### Task to complete
Please reproduce each of the items below line for line, changing nothing.

### Extracted data
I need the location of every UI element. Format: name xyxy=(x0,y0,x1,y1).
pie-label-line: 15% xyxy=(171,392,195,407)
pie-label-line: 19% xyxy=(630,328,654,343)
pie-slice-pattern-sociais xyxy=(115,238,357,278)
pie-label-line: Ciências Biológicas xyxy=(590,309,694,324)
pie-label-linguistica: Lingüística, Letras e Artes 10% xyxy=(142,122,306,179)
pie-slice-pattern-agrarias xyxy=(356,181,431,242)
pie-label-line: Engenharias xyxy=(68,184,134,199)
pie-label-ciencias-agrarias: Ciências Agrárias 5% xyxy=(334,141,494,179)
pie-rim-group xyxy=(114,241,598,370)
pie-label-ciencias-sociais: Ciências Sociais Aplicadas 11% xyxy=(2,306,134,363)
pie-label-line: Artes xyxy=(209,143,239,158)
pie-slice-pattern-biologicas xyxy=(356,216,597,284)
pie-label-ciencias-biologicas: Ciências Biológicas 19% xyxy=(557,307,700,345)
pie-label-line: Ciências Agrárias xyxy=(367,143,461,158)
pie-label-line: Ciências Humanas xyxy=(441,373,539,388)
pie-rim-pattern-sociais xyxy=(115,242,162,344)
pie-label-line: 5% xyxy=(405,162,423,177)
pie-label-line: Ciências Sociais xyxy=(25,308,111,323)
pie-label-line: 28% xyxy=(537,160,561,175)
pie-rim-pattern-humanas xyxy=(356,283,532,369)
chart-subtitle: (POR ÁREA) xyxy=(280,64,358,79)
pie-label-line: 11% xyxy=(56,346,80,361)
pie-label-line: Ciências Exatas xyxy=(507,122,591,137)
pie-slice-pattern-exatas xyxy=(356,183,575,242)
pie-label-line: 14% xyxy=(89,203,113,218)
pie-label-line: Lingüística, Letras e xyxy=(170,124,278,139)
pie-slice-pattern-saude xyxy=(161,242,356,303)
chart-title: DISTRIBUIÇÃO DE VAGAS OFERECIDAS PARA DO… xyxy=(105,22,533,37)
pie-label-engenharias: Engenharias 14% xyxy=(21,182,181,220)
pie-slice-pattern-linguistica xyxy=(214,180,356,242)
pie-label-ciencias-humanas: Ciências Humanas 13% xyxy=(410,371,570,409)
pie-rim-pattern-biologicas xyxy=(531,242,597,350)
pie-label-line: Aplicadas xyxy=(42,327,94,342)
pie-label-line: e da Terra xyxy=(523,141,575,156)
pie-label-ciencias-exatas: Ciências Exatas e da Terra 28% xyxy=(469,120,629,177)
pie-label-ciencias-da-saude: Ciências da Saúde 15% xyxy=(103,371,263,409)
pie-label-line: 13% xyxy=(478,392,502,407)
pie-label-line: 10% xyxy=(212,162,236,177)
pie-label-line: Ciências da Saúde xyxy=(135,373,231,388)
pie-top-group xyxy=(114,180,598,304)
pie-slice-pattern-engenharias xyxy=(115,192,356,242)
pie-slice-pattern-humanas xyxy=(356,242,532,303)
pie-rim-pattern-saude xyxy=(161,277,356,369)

### Result for this exercise
I need the location of every UI element. Format: name xyxy=(x0,y0,x1,y1).
pie-label-line: 15% xyxy=(171,392,195,407)
pie-label-line: 19% xyxy=(630,328,654,343)
pie-slice-pattern-sociais xyxy=(115,238,357,278)
pie-label-line: Ciências Biológicas xyxy=(590,309,694,324)
pie-label-linguistica: Lingüística, Letras e Artes 10% xyxy=(142,122,306,179)
pie-slice-pattern-agrarias xyxy=(356,181,431,242)
pie-label-line: Engenharias xyxy=(68,184,134,199)
pie-label-ciencias-agrarias: Ciências Agrárias 5% xyxy=(334,141,494,179)
pie-rim-group xyxy=(114,241,598,370)
pie-label-ciencias-sociais: Ciências Sociais Aplicadas 11% xyxy=(2,306,134,363)
pie-label-line: Artes xyxy=(209,143,239,158)
pie-slice-pattern-biologicas xyxy=(356,216,597,284)
pie-label-ciencias-biologicas: Ciências Biológicas 19% xyxy=(557,307,700,345)
pie-label-line: Ciências Agrárias xyxy=(367,143,461,158)
pie-label-line: Ciências Humanas xyxy=(441,373,539,388)
pie-rim-pattern-sociais xyxy=(115,242,162,344)
pie-label-line: 5% xyxy=(405,162,423,177)
pie-label-line: Ciências Sociais xyxy=(25,308,111,323)
pie-label-line: 28% xyxy=(537,160,561,175)
pie-rim-pattern-humanas xyxy=(356,283,532,369)
chart-subtitle: (POR ÁREA) xyxy=(280,64,358,79)
pie-label-line: 11% xyxy=(56,346,80,361)
pie-label-line: Ciências Exatas xyxy=(507,122,591,137)
pie-slice-pattern-exatas xyxy=(356,183,575,242)
pie-label-line: 14% xyxy=(89,203,113,218)
pie-label-line: Lingüística, Letras e xyxy=(170,124,278,139)
pie-slice-pattern-saude xyxy=(161,242,356,303)
chart-title: DISTRIBUIÇÃO DE VAGAS OFERECIDAS PARA DO… xyxy=(105,22,533,37)
pie-label-engenharias: Engenharias 14% xyxy=(21,182,181,220)
pie-slice-pattern-linguistica xyxy=(214,180,356,242)
pie-label-ciencias-humanas: Ciências Humanas 13% xyxy=(410,371,570,409)
pie-rim-pattern-biologicas xyxy=(531,242,597,350)
pie-label-line: Aplicadas xyxy=(42,327,94,342)
pie-label-line: e da Terra xyxy=(523,141,575,156)
pie-label-ciencias-exatas: Ciências Exatas e da Terra 28% xyxy=(469,120,629,177)
pie-label-ciencias-da-saude: Ciências da Saúde 15% xyxy=(103,371,263,409)
pie-label-line: 13% xyxy=(478,392,502,407)
pie-label-line: 10% xyxy=(212,162,236,177)
pie-label-line: Ciências da Saúde xyxy=(135,373,231,388)
pie-top-group xyxy=(114,180,598,304)
pie-slice-pattern-engenharias xyxy=(115,192,356,242)
pie-slice-pattern-humanas xyxy=(356,242,532,303)
pie-rim-pattern-saude xyxy=(161,277,356,369)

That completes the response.